TASK DIRECTIONS:
In the listing below, locate the lines that hold the string "insiste". Copy those lines.

[DATASET ENTRIES start]

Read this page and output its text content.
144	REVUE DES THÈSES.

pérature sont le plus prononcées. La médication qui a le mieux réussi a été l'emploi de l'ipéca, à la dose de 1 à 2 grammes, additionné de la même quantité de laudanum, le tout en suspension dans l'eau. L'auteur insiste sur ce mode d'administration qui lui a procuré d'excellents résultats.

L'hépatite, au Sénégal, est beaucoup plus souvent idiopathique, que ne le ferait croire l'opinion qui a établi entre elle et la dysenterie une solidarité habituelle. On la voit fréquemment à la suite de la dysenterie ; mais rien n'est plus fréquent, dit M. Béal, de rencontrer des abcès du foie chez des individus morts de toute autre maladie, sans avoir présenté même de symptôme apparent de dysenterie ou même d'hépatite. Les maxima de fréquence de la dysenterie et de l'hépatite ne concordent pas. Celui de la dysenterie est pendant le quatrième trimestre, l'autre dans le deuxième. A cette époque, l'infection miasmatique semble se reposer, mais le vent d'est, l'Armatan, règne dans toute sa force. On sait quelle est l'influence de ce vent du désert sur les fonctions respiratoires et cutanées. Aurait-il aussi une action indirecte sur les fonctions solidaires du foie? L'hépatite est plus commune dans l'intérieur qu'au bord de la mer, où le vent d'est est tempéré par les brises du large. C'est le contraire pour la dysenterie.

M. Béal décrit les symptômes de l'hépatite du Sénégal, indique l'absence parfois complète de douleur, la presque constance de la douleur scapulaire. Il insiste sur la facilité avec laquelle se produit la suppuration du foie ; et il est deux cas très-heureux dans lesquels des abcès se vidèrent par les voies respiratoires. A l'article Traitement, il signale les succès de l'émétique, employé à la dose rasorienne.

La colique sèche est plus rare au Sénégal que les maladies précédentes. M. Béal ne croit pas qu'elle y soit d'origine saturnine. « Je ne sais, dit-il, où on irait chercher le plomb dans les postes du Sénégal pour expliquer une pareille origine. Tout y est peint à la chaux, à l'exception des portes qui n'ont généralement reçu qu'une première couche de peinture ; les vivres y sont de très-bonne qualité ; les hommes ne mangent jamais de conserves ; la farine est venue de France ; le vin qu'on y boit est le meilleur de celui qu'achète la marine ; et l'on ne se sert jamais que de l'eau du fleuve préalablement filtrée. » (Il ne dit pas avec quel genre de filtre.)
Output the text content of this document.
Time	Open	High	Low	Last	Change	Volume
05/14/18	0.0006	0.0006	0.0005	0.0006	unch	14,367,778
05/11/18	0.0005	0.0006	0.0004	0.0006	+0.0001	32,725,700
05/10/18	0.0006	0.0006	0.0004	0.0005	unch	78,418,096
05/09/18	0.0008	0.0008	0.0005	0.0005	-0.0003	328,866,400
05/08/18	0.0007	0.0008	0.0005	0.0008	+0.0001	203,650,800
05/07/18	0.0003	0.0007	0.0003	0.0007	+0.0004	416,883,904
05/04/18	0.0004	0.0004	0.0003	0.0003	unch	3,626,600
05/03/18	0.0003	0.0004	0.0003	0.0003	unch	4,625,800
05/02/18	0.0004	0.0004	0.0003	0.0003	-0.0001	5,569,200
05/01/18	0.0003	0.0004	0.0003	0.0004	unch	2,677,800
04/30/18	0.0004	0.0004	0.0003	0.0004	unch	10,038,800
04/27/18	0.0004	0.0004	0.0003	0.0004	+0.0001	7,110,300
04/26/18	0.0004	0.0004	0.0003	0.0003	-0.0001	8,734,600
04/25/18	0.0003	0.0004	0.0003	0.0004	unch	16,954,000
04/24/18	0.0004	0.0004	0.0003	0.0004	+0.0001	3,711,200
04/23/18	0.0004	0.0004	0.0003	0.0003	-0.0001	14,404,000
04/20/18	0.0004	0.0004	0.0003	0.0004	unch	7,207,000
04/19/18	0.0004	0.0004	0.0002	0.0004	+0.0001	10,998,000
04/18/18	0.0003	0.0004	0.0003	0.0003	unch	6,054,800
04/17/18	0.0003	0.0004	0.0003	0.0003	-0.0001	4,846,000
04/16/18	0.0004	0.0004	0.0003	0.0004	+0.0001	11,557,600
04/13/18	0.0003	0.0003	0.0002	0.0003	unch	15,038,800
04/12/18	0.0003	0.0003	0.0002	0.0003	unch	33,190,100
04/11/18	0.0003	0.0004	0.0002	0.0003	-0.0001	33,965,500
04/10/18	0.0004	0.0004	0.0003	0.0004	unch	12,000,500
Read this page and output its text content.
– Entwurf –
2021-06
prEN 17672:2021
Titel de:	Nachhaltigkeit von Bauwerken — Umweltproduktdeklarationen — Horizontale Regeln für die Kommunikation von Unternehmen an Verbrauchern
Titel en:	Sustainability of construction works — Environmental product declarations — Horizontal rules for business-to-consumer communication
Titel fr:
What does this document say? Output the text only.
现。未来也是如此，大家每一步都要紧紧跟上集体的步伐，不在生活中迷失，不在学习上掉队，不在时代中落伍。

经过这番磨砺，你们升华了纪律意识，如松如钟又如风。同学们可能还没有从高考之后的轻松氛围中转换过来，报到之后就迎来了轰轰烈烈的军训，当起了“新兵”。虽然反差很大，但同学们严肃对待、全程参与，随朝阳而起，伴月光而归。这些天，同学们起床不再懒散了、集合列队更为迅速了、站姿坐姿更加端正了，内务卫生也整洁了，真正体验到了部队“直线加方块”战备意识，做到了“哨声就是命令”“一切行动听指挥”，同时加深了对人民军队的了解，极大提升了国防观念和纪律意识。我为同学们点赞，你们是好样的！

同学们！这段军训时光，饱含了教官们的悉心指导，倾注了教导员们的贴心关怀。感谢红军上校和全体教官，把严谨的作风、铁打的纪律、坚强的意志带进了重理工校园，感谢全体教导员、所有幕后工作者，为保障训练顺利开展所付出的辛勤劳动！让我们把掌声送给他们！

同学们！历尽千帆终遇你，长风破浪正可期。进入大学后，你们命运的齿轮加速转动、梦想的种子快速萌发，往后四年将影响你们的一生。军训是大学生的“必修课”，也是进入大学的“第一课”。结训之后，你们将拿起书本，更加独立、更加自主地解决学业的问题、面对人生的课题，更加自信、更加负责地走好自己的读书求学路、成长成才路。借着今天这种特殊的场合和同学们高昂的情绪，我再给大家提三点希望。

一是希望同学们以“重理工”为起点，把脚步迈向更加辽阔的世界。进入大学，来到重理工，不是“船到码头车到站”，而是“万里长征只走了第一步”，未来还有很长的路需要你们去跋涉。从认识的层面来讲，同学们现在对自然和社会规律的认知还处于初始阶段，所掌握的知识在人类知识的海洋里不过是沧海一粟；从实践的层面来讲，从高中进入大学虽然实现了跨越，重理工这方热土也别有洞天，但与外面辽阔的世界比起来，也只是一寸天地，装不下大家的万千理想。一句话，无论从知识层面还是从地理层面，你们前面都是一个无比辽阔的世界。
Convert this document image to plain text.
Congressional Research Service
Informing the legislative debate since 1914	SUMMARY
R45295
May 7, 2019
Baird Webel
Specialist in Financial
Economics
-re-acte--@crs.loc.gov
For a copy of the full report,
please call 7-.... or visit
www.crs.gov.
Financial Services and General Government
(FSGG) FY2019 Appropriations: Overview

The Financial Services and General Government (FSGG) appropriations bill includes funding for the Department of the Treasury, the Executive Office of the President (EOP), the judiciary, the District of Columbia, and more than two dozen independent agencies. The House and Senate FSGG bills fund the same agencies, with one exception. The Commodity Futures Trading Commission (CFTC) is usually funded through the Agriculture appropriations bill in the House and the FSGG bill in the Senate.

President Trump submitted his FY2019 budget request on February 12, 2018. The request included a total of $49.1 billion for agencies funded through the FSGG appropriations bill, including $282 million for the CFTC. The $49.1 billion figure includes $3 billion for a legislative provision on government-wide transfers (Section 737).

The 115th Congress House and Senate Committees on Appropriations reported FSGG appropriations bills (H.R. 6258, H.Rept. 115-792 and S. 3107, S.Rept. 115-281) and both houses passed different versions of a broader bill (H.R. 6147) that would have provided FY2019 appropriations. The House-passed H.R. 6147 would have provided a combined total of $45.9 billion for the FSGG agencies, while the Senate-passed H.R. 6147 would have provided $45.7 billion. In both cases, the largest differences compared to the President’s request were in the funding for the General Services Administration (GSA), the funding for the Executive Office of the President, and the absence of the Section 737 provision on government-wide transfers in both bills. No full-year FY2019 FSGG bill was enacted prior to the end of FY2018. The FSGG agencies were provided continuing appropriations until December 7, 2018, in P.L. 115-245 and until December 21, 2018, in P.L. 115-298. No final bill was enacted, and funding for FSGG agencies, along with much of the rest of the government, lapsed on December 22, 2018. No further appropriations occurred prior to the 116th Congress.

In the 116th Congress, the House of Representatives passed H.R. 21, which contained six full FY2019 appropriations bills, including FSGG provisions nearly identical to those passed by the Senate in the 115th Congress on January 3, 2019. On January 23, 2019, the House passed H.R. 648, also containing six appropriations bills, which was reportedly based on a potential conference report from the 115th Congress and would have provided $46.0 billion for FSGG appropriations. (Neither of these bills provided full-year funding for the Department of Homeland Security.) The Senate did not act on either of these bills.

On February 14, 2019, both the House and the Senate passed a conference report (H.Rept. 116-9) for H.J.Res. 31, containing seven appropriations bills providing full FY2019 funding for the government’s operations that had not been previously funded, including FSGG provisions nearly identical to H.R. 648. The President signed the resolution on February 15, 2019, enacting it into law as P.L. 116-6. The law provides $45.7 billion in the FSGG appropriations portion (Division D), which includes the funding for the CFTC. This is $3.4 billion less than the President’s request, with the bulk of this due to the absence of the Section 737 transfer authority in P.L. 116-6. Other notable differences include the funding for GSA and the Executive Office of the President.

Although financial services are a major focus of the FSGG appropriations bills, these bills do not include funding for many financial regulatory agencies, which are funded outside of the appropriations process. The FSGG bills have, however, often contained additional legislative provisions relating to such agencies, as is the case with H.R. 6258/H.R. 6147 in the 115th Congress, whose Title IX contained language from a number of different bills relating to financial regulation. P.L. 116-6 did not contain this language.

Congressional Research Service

[DATASET ENTRIES end]

OUTPUT OF THE TASK:
pérature sont le plus prononcées. La médication qui a le mieux réussi a été l'emploi de l'ipéca, à la dose de 1 à 2 grammes, additionné de la même quantité de laudanum, le tout en suspension dans l'eau. L'auteur insiste sur ce mode d'administration qui lui a procuré d'excellents résultats.
M. Béal décrit les symptômes de l'hépatite du Sénégal, indique l'absence parfois complète de douleur, la presque constance de la douleur scapulaire. Il insiste sur la facilité avec laquelle se produit la suppuration du foie ; et il est deux cas très-heureux dans lesquels des abcès se vidèrent par les voies respiratoires. A l'article Traitement, il signale les succès de l'émétique, employé à la dose rasorienne.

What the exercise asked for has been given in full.